## Start Source data

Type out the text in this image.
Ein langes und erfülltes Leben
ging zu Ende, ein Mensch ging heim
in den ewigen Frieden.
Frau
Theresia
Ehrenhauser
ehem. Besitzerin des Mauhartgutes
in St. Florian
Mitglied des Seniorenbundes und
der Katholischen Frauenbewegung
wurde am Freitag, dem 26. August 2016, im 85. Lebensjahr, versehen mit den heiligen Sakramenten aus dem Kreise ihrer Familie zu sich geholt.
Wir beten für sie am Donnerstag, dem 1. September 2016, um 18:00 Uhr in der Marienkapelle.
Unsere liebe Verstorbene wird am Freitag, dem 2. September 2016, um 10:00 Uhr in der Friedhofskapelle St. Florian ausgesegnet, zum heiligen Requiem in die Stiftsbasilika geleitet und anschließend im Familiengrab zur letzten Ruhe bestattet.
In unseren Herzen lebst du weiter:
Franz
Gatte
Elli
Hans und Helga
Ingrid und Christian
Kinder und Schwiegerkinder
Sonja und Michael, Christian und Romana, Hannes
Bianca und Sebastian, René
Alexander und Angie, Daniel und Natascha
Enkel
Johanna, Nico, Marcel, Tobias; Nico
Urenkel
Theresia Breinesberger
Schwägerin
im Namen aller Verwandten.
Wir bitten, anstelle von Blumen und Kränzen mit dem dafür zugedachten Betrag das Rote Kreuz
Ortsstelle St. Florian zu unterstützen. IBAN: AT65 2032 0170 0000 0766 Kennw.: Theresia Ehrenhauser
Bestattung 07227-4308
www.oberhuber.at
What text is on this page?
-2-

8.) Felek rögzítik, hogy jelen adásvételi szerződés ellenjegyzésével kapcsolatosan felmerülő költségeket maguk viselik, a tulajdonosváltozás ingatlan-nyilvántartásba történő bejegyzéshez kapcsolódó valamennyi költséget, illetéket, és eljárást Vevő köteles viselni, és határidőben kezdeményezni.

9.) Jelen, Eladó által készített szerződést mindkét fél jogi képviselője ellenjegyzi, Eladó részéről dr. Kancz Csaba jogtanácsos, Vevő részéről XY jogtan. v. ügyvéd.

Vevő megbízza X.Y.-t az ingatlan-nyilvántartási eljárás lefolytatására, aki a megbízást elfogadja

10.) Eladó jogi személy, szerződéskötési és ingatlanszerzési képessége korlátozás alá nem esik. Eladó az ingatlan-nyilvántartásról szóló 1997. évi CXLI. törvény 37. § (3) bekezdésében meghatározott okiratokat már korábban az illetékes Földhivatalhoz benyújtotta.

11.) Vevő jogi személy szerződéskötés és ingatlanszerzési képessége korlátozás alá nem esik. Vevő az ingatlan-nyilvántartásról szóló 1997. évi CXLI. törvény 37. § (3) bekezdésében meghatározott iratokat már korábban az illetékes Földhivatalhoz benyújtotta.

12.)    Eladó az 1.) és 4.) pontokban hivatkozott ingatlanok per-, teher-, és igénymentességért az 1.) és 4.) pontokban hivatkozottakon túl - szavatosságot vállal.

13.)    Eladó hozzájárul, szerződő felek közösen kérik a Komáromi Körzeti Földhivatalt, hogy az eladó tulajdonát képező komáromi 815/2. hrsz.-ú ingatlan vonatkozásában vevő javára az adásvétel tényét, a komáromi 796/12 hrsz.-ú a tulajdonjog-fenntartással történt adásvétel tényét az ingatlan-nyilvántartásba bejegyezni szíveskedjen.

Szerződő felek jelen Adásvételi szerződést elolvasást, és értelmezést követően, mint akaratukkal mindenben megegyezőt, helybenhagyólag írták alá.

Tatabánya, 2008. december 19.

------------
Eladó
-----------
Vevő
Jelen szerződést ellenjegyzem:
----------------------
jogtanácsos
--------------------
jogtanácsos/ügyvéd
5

## End Source data

→ Exercise description
Every entry above needs to be quoted exactly.

→ Full solution
Type out the text in this image.
Ein langes und erfülltes Leben
ging zu Ende, ein Mensch ging heim
in den ewigen Frieden.
Frau
Theresia
Ehrenhauser
ehem. Besitzerin des Mauhartgutes
in St. Florian
Mitglied des Seniorenbundes und
der Katholischen Frauenbewegung
wurde am Freitag, dem 26. August 2016, im 85. Lebensjahr, versehen mit den heiligen Sakramenten aus dem Kreise ihrer Familie zu sich geholt.
Wir beten für sie am Donnerstag, dem 1. September 2016, um 18:00 Uhr in der Marienkapelle.
Unsere liebe Verstorbene wird am Freitag, dem 2. September 2016, um 10:00 Uhr in der Friedhofskapelle St. Florian ausgesegnet, zum heiligen Requiem in die Stiftsbasilika geleitet und anschließend im Familiengrab zur letzten Ruhe bestattet.
In unseren Herzen lebst du weiter:
Franz
Gatte
Elli
Hans und Helga
Ingrid und Christian
Kinder und Schwiegerkinder
Sonja und Michael, Christian und Romana, Hannes
Bianca und Sebastian, René
Alexander und Angie, Daniel und Natascha
Enkel
Johanna, Nico, Marcel, Tobias; Nico
Urenkel
Theresia Breinesberger
Schwägerin
im Namen aller Verwandten.
Wir bitten, anstelle von Blumen und Kränzen mit dem dafür zugedachten Betrag das Rote Kreuz
Ortsstelle St. Florian zu unterstützen. IBAN: AT65 2032 0170 0000 0766 Kennw.: Theresia Ehrenhauser
Bestattung 07227-4308
www.oberhuber.at
What text is on this page?
-2-

8.) Felek rögzítik, hogy jelen adásvételi szerződés ellenjegyzésével kapcsolatosan felmerülő költségeket maguk viselik, a tulajdonosváltozás ingatlan-nyilvántartásba történő bejegyzéshez kapcsolódó valamennyi költséget, illetéket, és eljárást Vevő köteles viselni, és határidőben kezdeményezni.

9.) Jelen, Eladó által készített szerződést mindkét fél jogi képviselője ellenjegyzi, Eladó részéről dr. Kancz Csaba jogtanácsos, Vevő részéről XY jogtan. v. ügyvéd.

Vevő megbízza X.Y.-t az ingatlan-nyilvántartási eljárás lefolytatására, aki a megbízást elfogadja

10.) Eladó jogi személy, szerződéskötési és ingatlanszerzési képessége korlátozás alá nem esik. Eladó az ingatlan-nyilvántartásról szóló 1997. évi CXLI. törvény 37. § (3) bekezdésében meghatározott okiratokat már korábban az illetékes Földhivatalhoz benyújtotta.

11.) Vevő jogi személy szerződéskötés és ingatlanszerzési képessége korlátozás alá nem esik. Vevő az ingatlan-nyilvántartásról szóló 1997. évi CXLI. törvény 37. § (3) bekezdésében meghatározott iratokat már korábban az illetékes Földhivatalhoz benyújtotta.

12.)    Eladó az 1.) és 4.) pontokban hivatkozott ingatlanok per-, teher-, és igénymentességért az 1.) és 4.) pontokban hivatkozottakon túl - szavatosságot vállal.

13.)    Eladó hozzájárul, szerződő felek közösen kérik a Komáromi Körzeti Földhivatalt, hogy az eladó tulajdonát képező komáromi 815/2. hrsz.-ú ingatlan vonatkozásában vevő javára az adásvétel tényét, a komáromi 796/12 hrsz.-ú a tulajdonjog-fenntartással történt adásvétel tényét az ingatlan-nyilvántartásba bejegyezni szíveskedjen.

Szerződő felek jelen Adásvételi szerződést elolvasást, és értelmezést követően, mint akaratukkal mindenben megegyezőt, helybenhagyólag írták alá.

Tatabánya, 2008. december 19.

------------
Eladó
-----------
Vevő
Jelen szerződést ellenjegyzem:
----------------------
jogtanácsos
--------------------
jogtanácsos/ügyvéd
5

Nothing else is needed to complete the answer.